▶ _A block of data_

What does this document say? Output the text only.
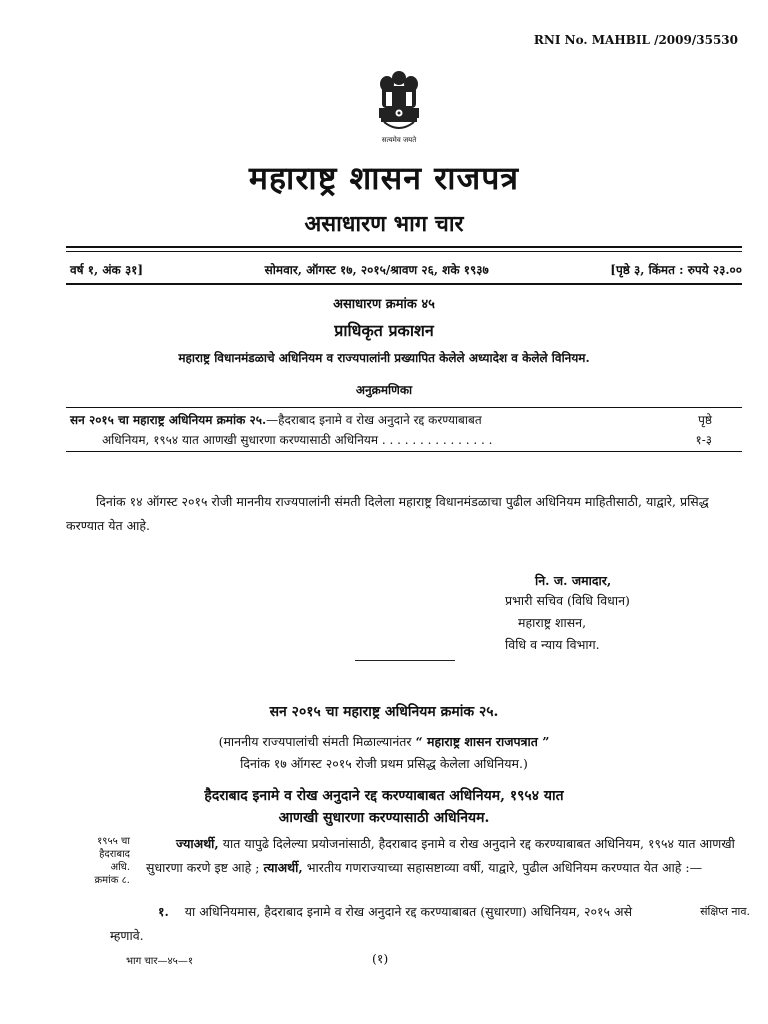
RNI No. MAHBIL /2009/35530
सत्यमेव जयते
महाराष्ट्र शासन राजपत्र
असाधारण भाग चार
वर्ष १, अंक ३१]	सोमवार, ऑगस्ट १७, २०१५/श्रावण २६, शके १९३७	[पृष्ठे ३, किंमत : रुपये २३.००
असाधारण क्रमांक ४५
प्राधिकृत प्रकाशन
महाराष्ट्र विधानमंडळाचे अधिनियम व राज्यपालांनी प्रख्यापित केलेले अध्यादेश व केलेले विनियम.
अनुक्रमणिका
सन २०१५ चा महाराष्ट्र अधिनियम क्रमांक २५.—हैदराबाद इनामे व रोख अनुदाने रद्द करण्याबाबत	पृष्ठे
अधिनियम, १९५४ यात आणखी सुधारणा करण्यासाठी अधिनियम . . . . . . . . . . . . . . .	१-३
दिनांक १४ ऑगस्ट २०१५ रोजी माननीय राज्यपालांनी संमती दिलेला महाराष्ट्र विधानमंडळाचा पुढील अधिनियम माहितीसाठी, याद्वारे, प्रसिद्ध करण्यात येत आहे.
नि. ज. जमादार,
प्रभारी सचिव (विधि विधान)
महाराष्ट्र शासन,
विधि व न्याय विभाग.
सन २०१५ चा महाराष्ट्र अधिनियम क्रमांक २५.
(माननीय राज्यपालांची संमती मिळाल्यानंतर “ महाराष्ट्र शासन राजपत्रात ”
दिनांक १७ ऑगस्ट २०१५ रोजी प्रथम प्रसिद्ध केलेला अधिनियम.)
हैदराबाद इनामे व रोख अनुदाने रद्द करण्याबाबत अधिनियम, १९५४ यात
आणखी सुधारणा करण्यासाठी अधिनियम.
१९५५ चा
हैदराबाद
अधि.
क्रमांक ८.
ज्याअर्थी, यात यापुढे दिलेल्या प्रयोजनांसाठी, हैदराबाद इनामे व रोख अनुदाने रद्द करण्याबाबत अधिनियम, १९५४ यात आणखी सुधारणा करणे इष्ट आहे ; त्याअर्थी, भारतीय गणराज्याच्या सहासष्टाव्या वर्षी, याद्वारे, पुढील अधिनियम करण्यात येत आहे :—
संक्षिप्त नाव.
१. या अधिनियमास, हैदराबाद इनामे व रोख अनुदाने रद्द करण्याबाबत (सुधारणा) अधिनियम, २०१५ असे म्हणावे.
भाग चार—४५—१	(१)
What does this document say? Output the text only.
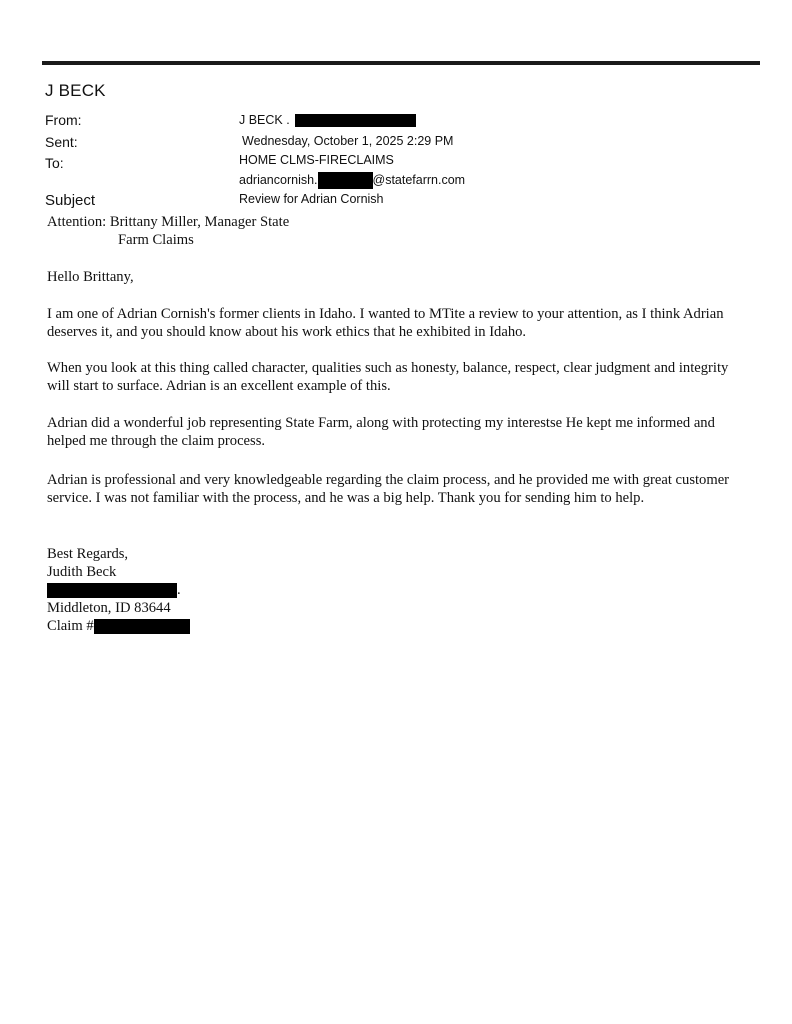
J BECK
From:
Sent:
To:
Subject
J BECK .
Wednesday, October 1, 2025 2:29 PM
HOME CLMS-FIRECLAIMS
adriancornish.	@statefarrn.com
Review for Adrian Cornish

Attention: Brittany Miller, Manager State

Farm Claims

Hello Brittany,
I am one of Adrian Cornish's former clients in Idaho. I wanted to MTite a review to your attention, as I think Adrian deserves it, and you should know about his work ethics that he exhibited in Idaho.
When you look at this thing called character, qualities such as honesty, balance, respect, clear judgment and integrity will start to surface. Adrian is an excellent example of this.
Adrian did a wonderful job representing State Farm, along with protecting my interestse He kept me informed and helped me through the claim process.
Adrian is professional and very knowledgeable regarding the claim process, and he provided me with great customer service. I was not familiar with the process, and he was a big help. Thank you for sending him to help.

Best Regards,

Judith Beck

.

Middleton, ID 83644

Claim #
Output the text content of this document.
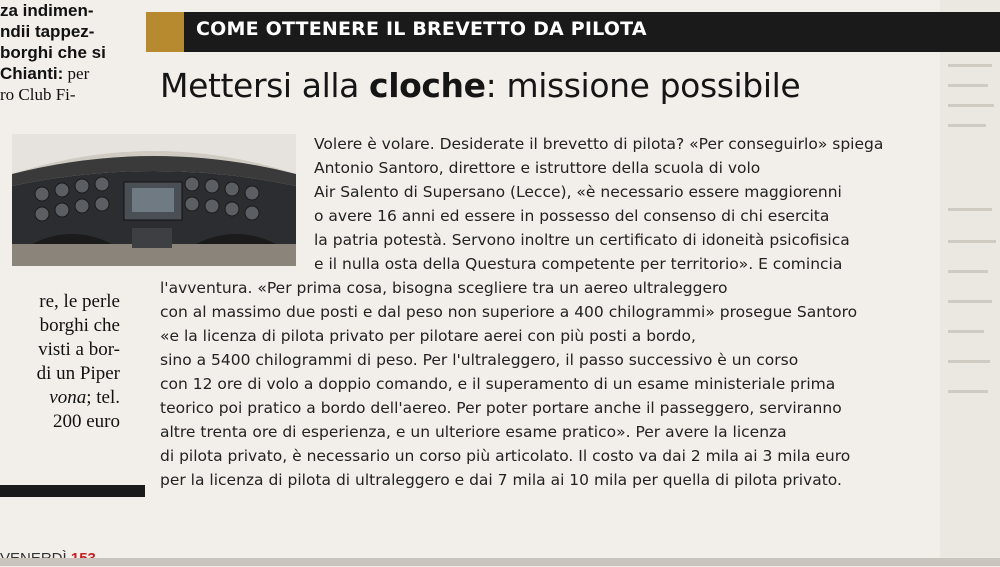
za indimen-
ndii tappez-
borghi che si
Chianti: per
ro Club Fi-
re, le perle
borghi che
visti a bor-
di un Piper
vona; tel.
200 euro
COME OTTENERE IL BREVETTO DA PILOTA
Mettersi alla cloche: missione possibile
Volere è volare. Desiderate il brevetto di pilota? «Per conseguirlo» spiega
Antonio Santoro, direttore e istruttore della scuola di volo
Air Salento di Supersano (Lecce), «è necessario essere maggiorenni
o avere 16 anni ed essere in possesso del consenso di chi esercita
la patria potestà. Servono inoltre un certificato di idoneità psicofisica
e il nulla osta della Questura competente per territorio». E comincia
l'avventura. «Per prima cosa, bisogna scegliere tra un aereo ultraleggero
con al massimo due posti e dal peso non superiore a 400 chilogrammi» prosegue Santoro
«e la licenza di pilota privato per pilotare aerei con più posti a bordo,
sino a 5400 chilogrammi di peso. Per l'ultraleggero, il passo successivo è un corso
con 12 ore di volo a doppio comando, e il superamento di un esame ministeriale prima
teorico poi pratico a bordo dell'aereo. Per poter portare anche il passeggero, serviranno
altre trenta ore di esperienza, e un ulteriore esame pratico». Per avere la licenza
di pilota privato, è necessario un corso più articolato. Il costo va dai 2 mila ai 3 mila euro
per la licenza di pilota di ultraleggero e dai 7 mila ai 10 mila per quella di pilota privato.
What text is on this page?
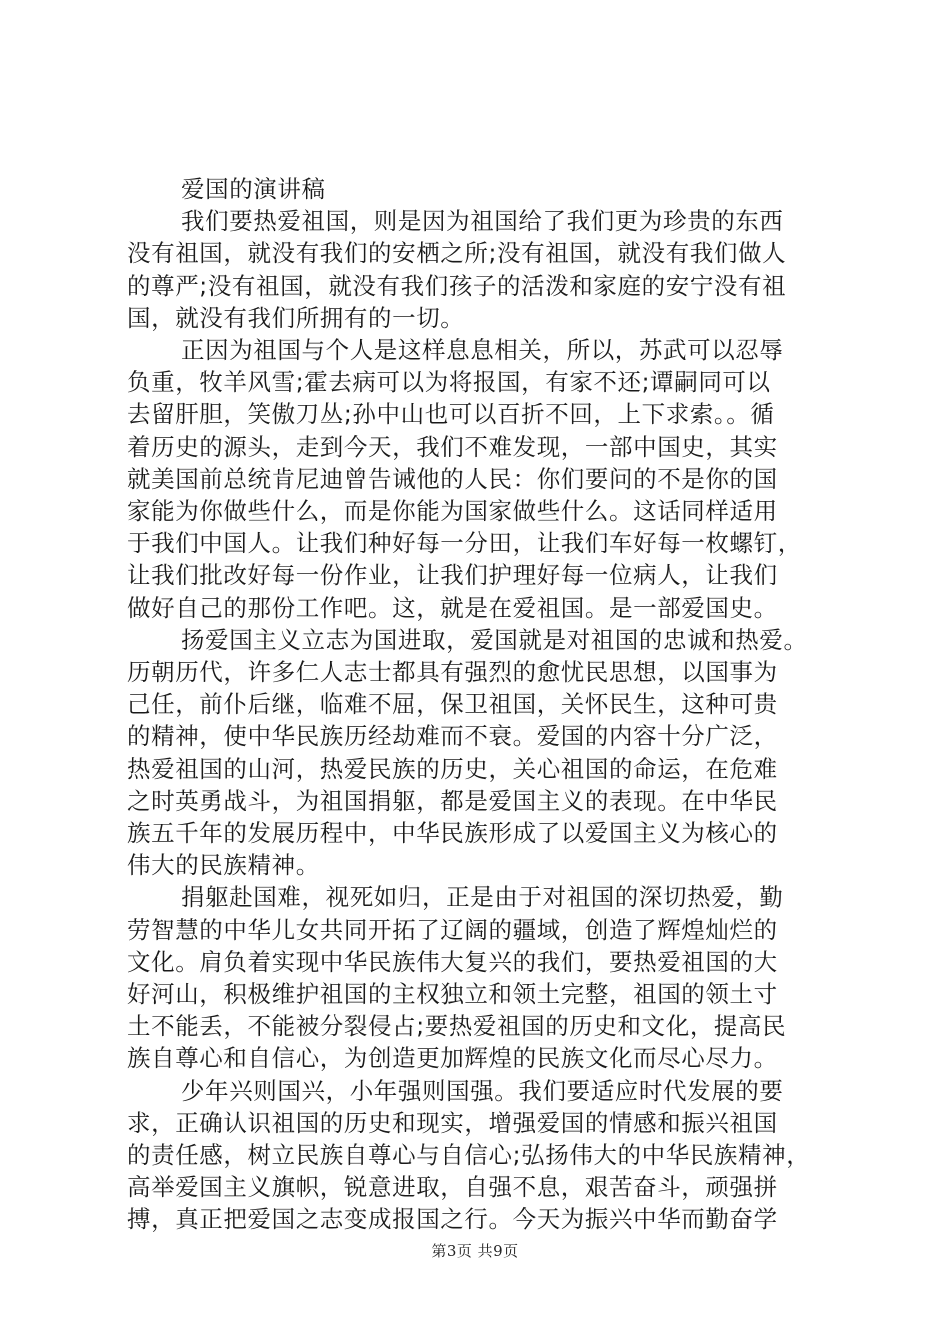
爱国的演讲稿
我们要热爱祖国，则是因为祖国给了我们更为珍贵的东西
没有祖国，就没有我们的安栖之所;没有祖国，就没有我们做人
的尊严;没有祖国，就没有我们孩子的活泼和家庭的安宁没有祖
国，就没有我们所拥有的一切。
正因为祖国与个人是这样息息相关，所以，苏武可以忍辱
负重，牧羊风雪;霍去病可以为将报国，有家不还;谭嗣同可以
去留肝胆，笑傲刀丛;孙中山也可以百折不回，上下求索。。循
着历史的源头，走到今天，我们不难发现，一部中国史，其实
就美国前总统肯尼迪曾告诫他的人民：你们要问的不是你的国
家能为你做些什么，而是你能为国家做些什么。这话同样适用
于我们中国人。让我们种好每一分田，让我们车好每一枚螺钉，
让我们批改好每一份作业，让我们护理好每一位病人，让我们
做好自己的那份工作吧。这，就是在爱祖国。是一部爱国史。
扬爱国主义立志为国进取，爱国就是对祖国的忠诚和热爱。
历朝历代，许多仁人志士都具有强烈的愈忧民思想，以国事为
己任，前仆后继，临难不屈，保卫祖国，关怀民生，这种可贵
的精神，使中华民族历经劫难而不衰。爱国的内容十分广泛，
热爱祖国的山河，热爱民族的历史，关心祖国的命运，在危难
之时英勇战斗，为祖国捐躯，都是爱国主义的表现。在中华民
族五千年的发展历程中，中华民族形成了以爱国主义为核心的
伟大的民族精神。
捐躯赴国难，视死如归，正是由于对祖国的深切热爱，勤
劳智慧的中华儿女共同开拓了辽阔的疆域，创造了辉煌灿烂的
文化。肩负着实现中华民族伟大复兴的我们，要热爱祖国的大
好河山，积极维护祖国的主权独立和领土完整，祖国的领土寸
土不能丢，不能被分裂侵占;要热爱祖国的历史和文化，提高民
族自尊心和自信心，为创造更加辉煌的民族文化而尽心尽力。
少年兴则国兴，小年强则国强。我们要适应时代发展的要
求，正确认识祖国的历史和现实，增强爱国的情感和振兴祖国
的责任感，树立民族自尊心与自信心;弘扬伟大的中华民族精神，
高举爱国主义旗帜，锐意进取，自强不息，艰苦奋斗，顽强拼
搏，真正把爱国之志变成报国之行。今天为振兴中华而勤奋学
第3页 共9页
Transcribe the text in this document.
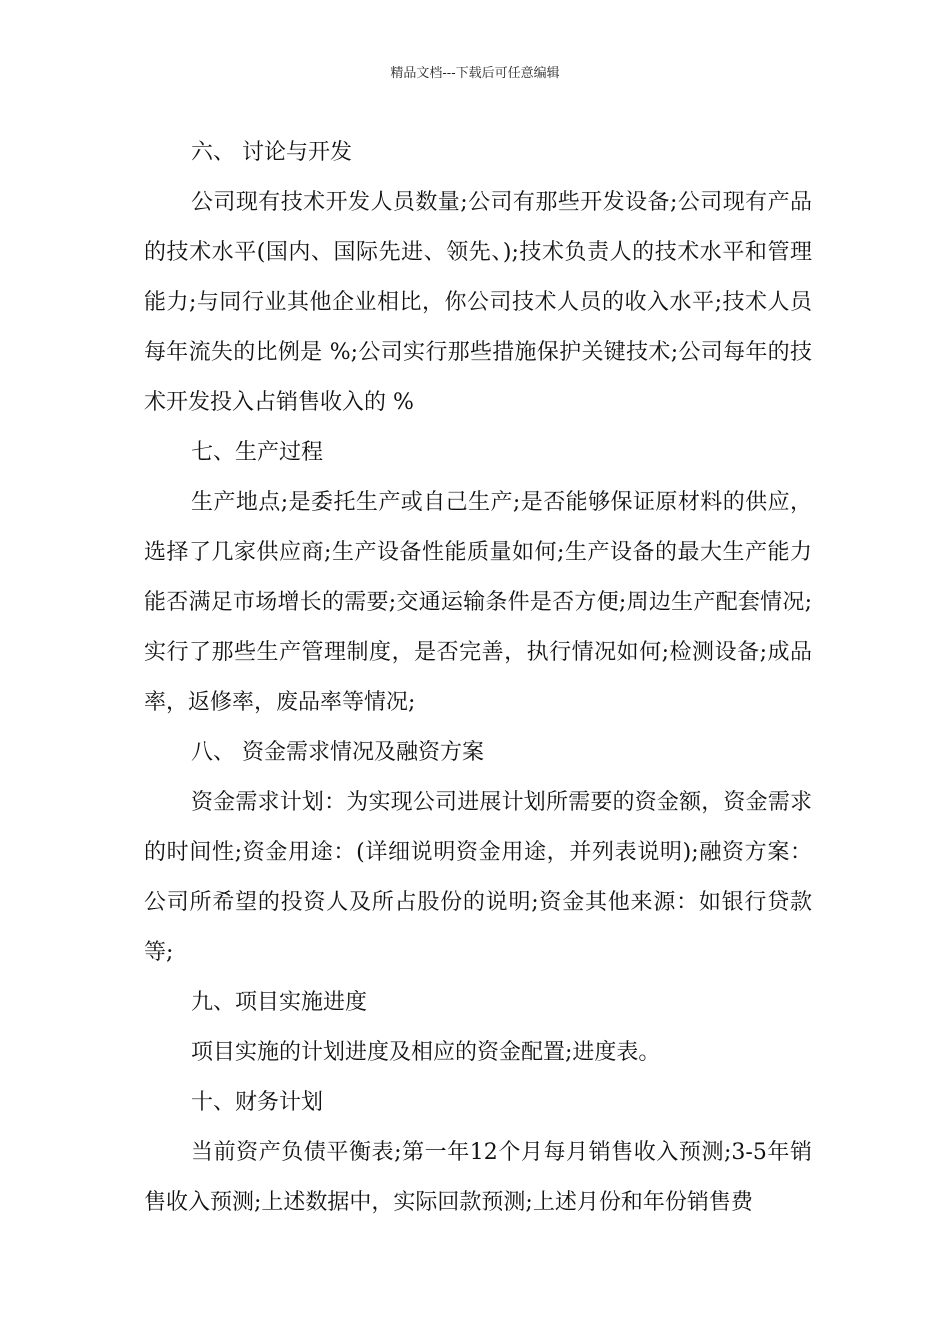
精品文档---下载后可任意编辑
六、 讨论与开发

公司现有技术开发人员数量;公司有那些开发设备;公司现有产品的技术水平(国内、国际先进、领先、);技术负责人的技术水平和管理能力;与同行业其他企业相比，你公司技术人员的收入水平;技术人员每年流失的比例是 %;公司实行那些措施保护关键技术;公司每年的技术开发投入占销售收入的 %

七、生产过程

生产地点;是委托生产或自己生产;是否能够保证原材料的供应，选择了几家供应商;生产设备性能质量如何;生产设备的最大生产能力能否满足市场增长的需要;交通运输条件是否方便;周边生产配套情况;实行了那些生产管理制度，是否完善，执行情况如何;检测设备;成品率，返修率，废品率等情况;

八、 资金需求情况及融资方案

资金需求计划：为实现公司进展计划所需要的资金额，资金需求的时间性;资金用途：(详细说明资金用途，并列表说明);融资方案：公司所希望的投资人及所占股份的说明;资金其他来源：如银行贷款等;

九、项目实施进度

项目实施的计划进度及相应的资金配置;进度表。

十、财务计划

当前资产负债平衡表;第一年12个月每月销售收入预测;3-5年销售收入预测;上述数据中，实际回款预测;上述月份和年份销售费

▶ _Written task_
Take every line from the data above that holds "necessario" and copy it out.

▶ _Finished answer_
Air Salento di Supersano (Lecce), «è necessario essere maggiorenni
di pilota privato, è necessario un corso più articolato. Il costo va dai 2 mila ai 3 mila euro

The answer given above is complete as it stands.